DOCUMENT EXCERPT:
____________
Since our first issue on voting rights, a new challenge has emerged: how to conduct elections in the midst of a public health emergency.

Since our first issue on voting rights, a new challenge has emerged: how to conduct elections in the midst of a public health emergency.

U.S. Department of State

The first sign of trouble was on March 13, when Louisiana postponed its April 4 primary. Since then, 17 other states and Puerto Rico have postponed or otherwise changed their primaries. New York has even canceled its presidential primary. Unlike other emergencies that have occasionally gotten in the way of elections, the coronavirus pandemic dictates that people stay away from each other. When a pipe bursts in a polling place, they relocate the polling place and inform the public. When Hurricane Sandy hit one week before the 2012 presidential election, officials in affected states along the East Coast devised a number of alternatives to the usual election procedures: immediately allowing early voting before evacuation; relocating polling places; allowing voting by fax or email; or permitting provisional ballots to be submitted at any polling place. Still, there was a lot of confusion, and turnout was lower than usual—though not as low as expected after the storm. Some of these options are not as good as others, to be sure—voting by email is almost universally decried as an insecure method for casting a ballot. But if nothing else, the experience of Hurricane Sandy prompted a lot of states to come up with contingency plans for emergencies. Most likely, none of them anticipated what we’re facing now.
____________
EXCERPTED RECORDS:

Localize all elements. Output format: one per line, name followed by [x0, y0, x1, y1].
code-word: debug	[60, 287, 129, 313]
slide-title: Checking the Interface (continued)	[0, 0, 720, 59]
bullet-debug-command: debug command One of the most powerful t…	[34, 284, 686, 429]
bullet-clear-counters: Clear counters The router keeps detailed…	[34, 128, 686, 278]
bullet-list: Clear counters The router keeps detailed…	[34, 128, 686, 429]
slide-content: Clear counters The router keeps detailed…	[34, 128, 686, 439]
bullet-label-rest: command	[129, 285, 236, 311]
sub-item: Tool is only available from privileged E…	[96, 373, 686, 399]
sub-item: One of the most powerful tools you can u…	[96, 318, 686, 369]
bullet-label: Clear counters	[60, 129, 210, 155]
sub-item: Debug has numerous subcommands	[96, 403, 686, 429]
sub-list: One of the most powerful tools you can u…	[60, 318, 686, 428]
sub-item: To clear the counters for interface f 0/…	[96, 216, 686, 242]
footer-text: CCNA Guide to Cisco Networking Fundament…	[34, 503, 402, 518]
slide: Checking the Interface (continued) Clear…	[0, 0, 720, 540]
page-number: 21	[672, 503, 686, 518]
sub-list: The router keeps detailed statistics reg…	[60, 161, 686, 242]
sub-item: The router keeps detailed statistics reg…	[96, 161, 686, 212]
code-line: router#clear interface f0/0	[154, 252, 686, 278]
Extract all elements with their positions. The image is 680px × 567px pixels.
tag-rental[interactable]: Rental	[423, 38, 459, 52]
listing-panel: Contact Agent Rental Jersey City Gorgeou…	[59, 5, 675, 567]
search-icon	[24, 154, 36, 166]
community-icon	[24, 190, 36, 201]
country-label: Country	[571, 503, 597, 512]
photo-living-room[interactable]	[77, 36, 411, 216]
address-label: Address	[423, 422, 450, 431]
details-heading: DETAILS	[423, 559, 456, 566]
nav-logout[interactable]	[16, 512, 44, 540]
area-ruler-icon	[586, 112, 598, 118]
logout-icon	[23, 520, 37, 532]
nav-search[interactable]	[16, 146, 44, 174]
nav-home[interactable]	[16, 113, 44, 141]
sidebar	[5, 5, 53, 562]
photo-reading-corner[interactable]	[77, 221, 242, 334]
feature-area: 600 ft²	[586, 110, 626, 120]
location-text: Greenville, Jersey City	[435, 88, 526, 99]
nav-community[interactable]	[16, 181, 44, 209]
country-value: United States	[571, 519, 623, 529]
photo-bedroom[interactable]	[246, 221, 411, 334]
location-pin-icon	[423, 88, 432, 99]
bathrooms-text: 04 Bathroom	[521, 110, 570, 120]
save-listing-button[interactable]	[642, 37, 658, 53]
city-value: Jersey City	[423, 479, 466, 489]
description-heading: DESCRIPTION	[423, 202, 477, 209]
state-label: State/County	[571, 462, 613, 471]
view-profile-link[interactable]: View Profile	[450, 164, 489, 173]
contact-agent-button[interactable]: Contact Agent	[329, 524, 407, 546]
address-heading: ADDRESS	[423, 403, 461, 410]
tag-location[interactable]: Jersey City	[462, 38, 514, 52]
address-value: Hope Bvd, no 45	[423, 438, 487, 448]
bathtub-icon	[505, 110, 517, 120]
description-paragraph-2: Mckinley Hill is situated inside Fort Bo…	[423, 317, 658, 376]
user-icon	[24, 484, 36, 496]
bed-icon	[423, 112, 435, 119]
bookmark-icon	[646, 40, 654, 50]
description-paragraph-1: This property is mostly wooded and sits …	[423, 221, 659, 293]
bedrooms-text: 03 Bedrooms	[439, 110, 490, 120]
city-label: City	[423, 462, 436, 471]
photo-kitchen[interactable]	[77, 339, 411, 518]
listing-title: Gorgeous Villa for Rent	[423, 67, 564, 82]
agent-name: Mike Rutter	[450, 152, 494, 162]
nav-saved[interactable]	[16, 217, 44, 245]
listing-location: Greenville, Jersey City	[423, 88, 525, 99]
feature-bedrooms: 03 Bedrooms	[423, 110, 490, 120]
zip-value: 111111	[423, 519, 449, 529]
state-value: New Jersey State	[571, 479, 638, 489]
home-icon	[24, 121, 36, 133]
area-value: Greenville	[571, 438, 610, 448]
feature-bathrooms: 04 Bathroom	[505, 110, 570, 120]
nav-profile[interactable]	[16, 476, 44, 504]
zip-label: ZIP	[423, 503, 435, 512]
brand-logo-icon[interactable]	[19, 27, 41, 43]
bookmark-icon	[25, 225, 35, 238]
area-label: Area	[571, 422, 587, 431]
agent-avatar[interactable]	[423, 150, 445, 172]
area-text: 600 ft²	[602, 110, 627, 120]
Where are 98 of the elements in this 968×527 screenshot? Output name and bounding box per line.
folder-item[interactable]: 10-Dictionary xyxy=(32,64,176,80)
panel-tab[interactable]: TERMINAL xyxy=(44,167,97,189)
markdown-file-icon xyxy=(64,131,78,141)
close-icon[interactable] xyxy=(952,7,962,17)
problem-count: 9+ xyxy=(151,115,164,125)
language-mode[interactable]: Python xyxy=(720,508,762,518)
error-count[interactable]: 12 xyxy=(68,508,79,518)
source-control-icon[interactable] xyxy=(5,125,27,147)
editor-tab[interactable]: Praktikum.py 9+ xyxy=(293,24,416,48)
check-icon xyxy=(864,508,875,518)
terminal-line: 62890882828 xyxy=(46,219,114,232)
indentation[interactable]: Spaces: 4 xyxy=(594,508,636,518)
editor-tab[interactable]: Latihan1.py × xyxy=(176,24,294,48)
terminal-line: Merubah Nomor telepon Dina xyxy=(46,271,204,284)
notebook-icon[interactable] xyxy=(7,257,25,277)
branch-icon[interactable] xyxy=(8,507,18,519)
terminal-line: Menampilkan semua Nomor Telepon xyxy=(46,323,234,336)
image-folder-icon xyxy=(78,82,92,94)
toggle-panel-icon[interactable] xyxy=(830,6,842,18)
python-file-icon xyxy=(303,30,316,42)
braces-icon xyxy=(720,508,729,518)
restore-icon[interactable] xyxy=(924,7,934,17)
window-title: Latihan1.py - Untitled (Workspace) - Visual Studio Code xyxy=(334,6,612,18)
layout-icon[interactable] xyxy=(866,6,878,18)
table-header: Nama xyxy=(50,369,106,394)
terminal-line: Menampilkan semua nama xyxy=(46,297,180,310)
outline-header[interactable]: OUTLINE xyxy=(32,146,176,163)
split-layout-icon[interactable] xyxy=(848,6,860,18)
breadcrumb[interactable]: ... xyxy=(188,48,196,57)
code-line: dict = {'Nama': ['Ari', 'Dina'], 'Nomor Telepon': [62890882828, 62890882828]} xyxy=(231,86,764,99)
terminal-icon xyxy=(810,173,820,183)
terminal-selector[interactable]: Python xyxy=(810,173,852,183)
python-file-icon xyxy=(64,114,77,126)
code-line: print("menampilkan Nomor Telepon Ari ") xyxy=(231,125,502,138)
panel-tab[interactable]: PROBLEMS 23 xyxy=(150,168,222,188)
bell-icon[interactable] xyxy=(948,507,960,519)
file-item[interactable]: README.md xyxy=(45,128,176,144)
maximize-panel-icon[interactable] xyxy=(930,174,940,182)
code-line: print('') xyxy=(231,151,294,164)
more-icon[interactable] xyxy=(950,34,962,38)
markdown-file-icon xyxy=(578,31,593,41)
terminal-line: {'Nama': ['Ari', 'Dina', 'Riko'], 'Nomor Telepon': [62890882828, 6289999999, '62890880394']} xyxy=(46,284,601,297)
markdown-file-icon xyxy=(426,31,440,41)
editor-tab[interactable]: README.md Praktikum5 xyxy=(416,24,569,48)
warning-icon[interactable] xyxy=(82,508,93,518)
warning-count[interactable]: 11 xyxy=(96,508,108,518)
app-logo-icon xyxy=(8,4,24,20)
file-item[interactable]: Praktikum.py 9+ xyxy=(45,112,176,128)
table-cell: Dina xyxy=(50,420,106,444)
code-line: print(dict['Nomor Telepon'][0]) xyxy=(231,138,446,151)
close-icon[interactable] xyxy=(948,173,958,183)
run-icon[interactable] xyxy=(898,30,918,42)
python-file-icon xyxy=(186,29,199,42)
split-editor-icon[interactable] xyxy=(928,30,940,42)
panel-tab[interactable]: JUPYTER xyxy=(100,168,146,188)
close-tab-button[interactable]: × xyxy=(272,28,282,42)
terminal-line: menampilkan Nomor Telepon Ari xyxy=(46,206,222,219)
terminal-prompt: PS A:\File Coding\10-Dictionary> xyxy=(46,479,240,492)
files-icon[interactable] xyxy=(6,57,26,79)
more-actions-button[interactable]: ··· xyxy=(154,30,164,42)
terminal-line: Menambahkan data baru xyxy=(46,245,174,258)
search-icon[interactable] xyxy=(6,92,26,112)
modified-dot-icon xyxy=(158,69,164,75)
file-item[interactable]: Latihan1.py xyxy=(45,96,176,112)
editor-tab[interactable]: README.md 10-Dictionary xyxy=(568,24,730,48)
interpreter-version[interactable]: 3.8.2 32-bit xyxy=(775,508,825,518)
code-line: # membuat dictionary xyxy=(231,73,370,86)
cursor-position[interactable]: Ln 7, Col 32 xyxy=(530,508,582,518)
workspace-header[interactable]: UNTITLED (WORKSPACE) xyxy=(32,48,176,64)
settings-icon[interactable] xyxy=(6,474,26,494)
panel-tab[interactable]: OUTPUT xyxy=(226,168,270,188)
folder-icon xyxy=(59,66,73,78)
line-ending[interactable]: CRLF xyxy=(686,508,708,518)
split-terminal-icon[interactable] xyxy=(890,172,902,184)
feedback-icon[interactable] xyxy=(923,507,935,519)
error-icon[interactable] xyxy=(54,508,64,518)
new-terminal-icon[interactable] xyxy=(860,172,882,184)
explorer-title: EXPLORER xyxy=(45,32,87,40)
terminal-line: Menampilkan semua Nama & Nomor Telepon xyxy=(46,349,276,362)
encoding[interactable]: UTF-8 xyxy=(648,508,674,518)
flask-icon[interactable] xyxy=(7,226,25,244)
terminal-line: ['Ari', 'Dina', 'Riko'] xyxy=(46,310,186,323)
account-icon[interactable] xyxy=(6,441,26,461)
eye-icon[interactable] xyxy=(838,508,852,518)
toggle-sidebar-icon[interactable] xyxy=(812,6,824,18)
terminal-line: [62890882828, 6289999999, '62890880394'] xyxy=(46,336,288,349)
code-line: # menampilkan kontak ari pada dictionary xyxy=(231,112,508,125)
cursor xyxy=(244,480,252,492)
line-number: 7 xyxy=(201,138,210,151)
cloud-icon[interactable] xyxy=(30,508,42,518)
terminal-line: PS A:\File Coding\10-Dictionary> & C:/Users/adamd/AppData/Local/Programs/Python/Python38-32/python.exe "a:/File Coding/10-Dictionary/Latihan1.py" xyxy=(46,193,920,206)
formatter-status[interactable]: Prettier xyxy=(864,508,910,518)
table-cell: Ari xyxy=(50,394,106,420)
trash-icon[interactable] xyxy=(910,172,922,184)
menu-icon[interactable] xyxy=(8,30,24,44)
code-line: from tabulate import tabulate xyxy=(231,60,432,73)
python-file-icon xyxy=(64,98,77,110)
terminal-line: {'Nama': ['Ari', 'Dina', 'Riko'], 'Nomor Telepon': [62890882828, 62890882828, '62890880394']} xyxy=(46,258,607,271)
____________
WHAT TO DO:
(a) In the excerpt on running elections during the pandemic, on what date did Louisiana postpone its primary?
(b) Please list every alternative to usual election procedures that the excerpt on running elections during the pandemic says officials devised after Hurricane Sandy.
(c) Write a continuation of the excerpt on running elections during the pandemic, starting after its final sentence.
Set the data aside; none of it is needed here.

ANSWERS TO THE EXERCISES:
(a) March 13.

(b)
- Immediately allowing early voting before evacuation
- Relocating polling places
- Allowing voting by fax or email
- Permitting provisional ballots to be submitted at any polling place

(c)
This year, it is the very act of voting at a polling location that is impractical and, in fact, dangerous. In the worst-case scenario—if preventive and containment measures are in effect throughout the fall—November’s voting procedure must provide for “social distancing,” which is impossible at a polling place. Many voting rights advocates have long pushed for “convenience voting” as a way to increase participation and broaden the franchise. Their argument has nothing to do with emergencies. The concept of convenience voting includes early voting, weekend voting, same-day registration, an Election Day holiday, voting by mail, and no-excuse absentee voting. Five states require voting by mail (Colorado, Hawaii, Oregon, Utah, and Washington). Every state permits a type of voting by mail, an absentee ballot, but 16 states require an excuse to cast one. (Virginia changed its law recently; New Hampshire is allowing no-excuse absentee for the 2020 election.) Permissible excuses vary from state to state, but they are usually limited to absence from the jurisdiction or advanced age, disability, or illness.

In an emergency, governments must be flexible and creative. The time is short to make radical changes in voting systems. States that don’t have voting by mail will be loath to institute it, even for one election. But the time is perfect to improvise on a system that already exists—absentee voting. For states where there is no requirement of an excuse, no modification is necessary. For states that require an excuse, here’s an easy solution: By executive order or emergency legislation, make the coronavirus a per se excuse! The only additional burden on election systems, in either case, is sending out absentee ballots to every registered voter and setting up a process for counting them. It’s possible that voter “turnout” will suffer, but vote-by-mail states haven’t had that experience. Their participation rates are unusually high.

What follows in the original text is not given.